▶ [INSTRUCTIONS FOR THE TASK] Give the number of lines holding the string "coin" and nothing more.

▶ [MATERIAL]

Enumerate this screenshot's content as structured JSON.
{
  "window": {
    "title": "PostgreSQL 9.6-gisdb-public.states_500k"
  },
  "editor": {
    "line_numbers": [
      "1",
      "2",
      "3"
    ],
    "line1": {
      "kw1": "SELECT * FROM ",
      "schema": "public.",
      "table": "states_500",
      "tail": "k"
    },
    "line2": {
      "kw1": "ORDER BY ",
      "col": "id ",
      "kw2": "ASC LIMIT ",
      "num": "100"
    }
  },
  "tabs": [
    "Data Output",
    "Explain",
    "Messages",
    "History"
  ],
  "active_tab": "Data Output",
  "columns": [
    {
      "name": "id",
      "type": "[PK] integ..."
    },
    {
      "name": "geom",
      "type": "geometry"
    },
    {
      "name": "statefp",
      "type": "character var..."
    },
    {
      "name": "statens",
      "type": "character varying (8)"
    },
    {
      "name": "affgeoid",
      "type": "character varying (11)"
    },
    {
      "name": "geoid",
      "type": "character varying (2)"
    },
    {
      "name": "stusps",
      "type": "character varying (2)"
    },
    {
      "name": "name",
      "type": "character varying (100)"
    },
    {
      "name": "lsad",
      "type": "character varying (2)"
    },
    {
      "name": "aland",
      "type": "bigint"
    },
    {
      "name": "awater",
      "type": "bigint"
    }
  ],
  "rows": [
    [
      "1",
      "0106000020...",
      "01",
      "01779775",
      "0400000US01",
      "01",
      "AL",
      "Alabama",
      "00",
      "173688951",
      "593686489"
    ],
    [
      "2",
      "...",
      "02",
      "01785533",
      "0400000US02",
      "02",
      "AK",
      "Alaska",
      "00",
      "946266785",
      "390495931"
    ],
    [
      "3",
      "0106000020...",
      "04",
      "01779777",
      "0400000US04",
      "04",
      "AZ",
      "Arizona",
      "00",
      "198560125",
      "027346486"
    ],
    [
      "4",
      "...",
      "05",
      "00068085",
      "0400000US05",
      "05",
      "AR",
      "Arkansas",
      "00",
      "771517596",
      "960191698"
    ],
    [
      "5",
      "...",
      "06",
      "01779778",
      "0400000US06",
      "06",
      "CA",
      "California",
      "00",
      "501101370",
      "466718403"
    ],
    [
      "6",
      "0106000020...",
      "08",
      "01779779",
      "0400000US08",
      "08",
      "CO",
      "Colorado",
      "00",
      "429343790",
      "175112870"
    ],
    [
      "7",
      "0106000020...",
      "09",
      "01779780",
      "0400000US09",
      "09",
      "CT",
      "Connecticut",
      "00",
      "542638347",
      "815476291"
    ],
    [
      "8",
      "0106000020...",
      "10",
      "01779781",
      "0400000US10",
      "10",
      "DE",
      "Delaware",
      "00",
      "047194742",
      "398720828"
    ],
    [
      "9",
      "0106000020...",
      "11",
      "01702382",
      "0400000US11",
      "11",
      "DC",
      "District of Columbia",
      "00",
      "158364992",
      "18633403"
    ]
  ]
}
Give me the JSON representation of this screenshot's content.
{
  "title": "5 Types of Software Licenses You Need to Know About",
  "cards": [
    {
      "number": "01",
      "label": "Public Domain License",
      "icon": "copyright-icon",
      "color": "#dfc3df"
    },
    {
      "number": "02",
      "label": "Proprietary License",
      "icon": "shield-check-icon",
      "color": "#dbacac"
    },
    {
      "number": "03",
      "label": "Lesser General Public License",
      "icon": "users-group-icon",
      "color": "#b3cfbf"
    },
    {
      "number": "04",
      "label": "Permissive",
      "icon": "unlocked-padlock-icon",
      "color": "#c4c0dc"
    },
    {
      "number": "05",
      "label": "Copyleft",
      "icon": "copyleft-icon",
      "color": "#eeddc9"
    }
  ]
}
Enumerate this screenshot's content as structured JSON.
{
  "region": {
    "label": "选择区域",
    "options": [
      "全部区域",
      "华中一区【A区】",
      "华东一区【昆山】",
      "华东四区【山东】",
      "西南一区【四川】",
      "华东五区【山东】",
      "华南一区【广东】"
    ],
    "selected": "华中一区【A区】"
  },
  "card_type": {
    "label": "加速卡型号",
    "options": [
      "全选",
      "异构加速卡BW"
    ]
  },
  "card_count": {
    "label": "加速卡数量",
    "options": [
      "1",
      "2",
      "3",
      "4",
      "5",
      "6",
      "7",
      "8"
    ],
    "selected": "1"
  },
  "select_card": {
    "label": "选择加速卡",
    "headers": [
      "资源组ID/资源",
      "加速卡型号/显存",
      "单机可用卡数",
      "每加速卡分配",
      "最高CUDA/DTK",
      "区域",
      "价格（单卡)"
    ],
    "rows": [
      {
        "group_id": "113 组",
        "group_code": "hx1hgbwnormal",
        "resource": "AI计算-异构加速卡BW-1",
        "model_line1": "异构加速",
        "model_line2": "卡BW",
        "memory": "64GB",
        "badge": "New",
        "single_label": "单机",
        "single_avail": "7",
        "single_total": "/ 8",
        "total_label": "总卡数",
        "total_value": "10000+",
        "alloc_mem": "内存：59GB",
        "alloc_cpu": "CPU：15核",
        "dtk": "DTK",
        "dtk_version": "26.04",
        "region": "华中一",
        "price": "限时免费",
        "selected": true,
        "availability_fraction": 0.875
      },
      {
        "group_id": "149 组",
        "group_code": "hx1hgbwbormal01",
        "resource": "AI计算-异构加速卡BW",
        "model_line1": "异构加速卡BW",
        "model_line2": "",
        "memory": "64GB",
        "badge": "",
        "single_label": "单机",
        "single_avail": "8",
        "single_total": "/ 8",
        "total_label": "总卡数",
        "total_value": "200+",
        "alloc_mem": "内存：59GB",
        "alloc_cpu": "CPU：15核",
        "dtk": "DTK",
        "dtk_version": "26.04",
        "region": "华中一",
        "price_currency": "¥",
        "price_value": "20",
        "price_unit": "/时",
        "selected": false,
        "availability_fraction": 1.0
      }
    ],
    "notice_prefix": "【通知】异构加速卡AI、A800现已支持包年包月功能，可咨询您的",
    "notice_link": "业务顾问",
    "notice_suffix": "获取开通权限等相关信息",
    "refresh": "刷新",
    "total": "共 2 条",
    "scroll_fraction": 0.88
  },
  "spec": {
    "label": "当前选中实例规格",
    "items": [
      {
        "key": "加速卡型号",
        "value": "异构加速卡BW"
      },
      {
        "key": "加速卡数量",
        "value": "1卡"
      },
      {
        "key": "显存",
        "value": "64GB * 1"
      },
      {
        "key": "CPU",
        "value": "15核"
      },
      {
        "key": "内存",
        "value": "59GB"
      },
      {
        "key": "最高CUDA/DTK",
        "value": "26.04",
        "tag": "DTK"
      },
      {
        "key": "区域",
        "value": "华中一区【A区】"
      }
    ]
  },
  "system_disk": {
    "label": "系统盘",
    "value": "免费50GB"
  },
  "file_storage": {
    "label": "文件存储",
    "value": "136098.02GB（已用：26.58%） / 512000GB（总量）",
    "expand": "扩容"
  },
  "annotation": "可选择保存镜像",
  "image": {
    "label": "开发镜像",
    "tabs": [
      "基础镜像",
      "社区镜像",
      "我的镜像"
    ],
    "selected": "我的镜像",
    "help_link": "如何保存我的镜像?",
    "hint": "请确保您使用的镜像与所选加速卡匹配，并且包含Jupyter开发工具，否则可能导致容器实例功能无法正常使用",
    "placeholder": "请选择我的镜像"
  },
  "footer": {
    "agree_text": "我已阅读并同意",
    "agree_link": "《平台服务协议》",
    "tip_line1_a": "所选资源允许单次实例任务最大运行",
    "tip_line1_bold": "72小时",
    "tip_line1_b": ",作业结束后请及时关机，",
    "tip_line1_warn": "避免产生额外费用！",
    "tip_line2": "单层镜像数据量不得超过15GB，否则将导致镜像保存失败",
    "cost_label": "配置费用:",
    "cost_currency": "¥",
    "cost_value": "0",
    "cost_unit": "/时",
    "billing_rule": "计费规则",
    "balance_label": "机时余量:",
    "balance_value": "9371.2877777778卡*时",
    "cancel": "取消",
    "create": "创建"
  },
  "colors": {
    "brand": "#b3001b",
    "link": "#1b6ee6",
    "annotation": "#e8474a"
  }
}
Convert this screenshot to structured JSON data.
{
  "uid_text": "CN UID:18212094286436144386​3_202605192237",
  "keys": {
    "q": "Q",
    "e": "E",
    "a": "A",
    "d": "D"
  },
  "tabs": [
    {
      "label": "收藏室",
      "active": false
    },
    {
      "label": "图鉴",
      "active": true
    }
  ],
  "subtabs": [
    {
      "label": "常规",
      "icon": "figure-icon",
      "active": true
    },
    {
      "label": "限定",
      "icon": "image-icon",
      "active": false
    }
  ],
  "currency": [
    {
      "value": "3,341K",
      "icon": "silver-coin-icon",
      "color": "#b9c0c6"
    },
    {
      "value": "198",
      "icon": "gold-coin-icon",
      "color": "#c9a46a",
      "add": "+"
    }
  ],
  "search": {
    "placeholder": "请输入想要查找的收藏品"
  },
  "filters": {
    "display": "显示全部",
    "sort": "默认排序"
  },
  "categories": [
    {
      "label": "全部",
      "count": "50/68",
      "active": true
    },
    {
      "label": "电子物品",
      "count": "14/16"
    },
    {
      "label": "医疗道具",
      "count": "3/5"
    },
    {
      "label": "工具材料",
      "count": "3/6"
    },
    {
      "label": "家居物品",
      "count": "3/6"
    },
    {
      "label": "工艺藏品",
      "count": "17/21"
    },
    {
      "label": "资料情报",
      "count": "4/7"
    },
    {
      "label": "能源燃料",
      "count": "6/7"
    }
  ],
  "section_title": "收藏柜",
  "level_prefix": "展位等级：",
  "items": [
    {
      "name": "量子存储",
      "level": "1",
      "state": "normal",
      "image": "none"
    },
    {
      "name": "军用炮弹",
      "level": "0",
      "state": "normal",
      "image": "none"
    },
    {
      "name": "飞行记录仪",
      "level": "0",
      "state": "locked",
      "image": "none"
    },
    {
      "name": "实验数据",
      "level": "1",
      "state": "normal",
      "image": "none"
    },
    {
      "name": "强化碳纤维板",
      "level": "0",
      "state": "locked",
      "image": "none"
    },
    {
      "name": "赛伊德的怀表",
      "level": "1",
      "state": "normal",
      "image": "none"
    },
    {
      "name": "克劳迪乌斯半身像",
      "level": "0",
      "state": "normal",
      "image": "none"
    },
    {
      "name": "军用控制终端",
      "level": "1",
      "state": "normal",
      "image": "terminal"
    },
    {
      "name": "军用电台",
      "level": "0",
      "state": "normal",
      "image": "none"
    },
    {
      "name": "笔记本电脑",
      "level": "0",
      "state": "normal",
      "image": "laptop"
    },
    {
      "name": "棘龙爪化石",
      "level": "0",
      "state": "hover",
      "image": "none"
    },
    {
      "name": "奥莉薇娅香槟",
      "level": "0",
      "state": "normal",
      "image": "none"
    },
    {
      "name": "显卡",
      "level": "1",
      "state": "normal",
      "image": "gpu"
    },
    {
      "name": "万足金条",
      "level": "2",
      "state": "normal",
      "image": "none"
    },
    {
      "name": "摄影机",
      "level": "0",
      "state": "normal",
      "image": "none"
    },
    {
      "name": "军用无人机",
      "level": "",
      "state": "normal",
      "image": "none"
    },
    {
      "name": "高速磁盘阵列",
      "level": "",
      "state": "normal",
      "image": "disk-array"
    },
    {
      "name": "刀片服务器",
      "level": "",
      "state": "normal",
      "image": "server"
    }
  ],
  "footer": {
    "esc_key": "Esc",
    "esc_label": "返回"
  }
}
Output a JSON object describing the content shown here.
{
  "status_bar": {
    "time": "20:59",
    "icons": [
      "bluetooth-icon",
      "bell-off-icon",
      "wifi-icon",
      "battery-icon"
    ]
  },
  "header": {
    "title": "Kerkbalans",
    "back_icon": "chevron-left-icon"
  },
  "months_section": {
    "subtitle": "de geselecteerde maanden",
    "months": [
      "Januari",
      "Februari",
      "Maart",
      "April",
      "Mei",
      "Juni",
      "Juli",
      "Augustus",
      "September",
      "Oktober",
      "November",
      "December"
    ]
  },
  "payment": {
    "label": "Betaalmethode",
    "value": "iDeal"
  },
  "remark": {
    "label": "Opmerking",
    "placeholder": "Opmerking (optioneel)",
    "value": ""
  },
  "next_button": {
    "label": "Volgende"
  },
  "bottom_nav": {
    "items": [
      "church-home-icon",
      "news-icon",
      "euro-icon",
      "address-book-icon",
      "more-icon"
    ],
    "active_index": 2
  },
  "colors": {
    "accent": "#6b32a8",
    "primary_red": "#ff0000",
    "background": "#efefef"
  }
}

▶ [RESULT OF THIS EXERCISE] 2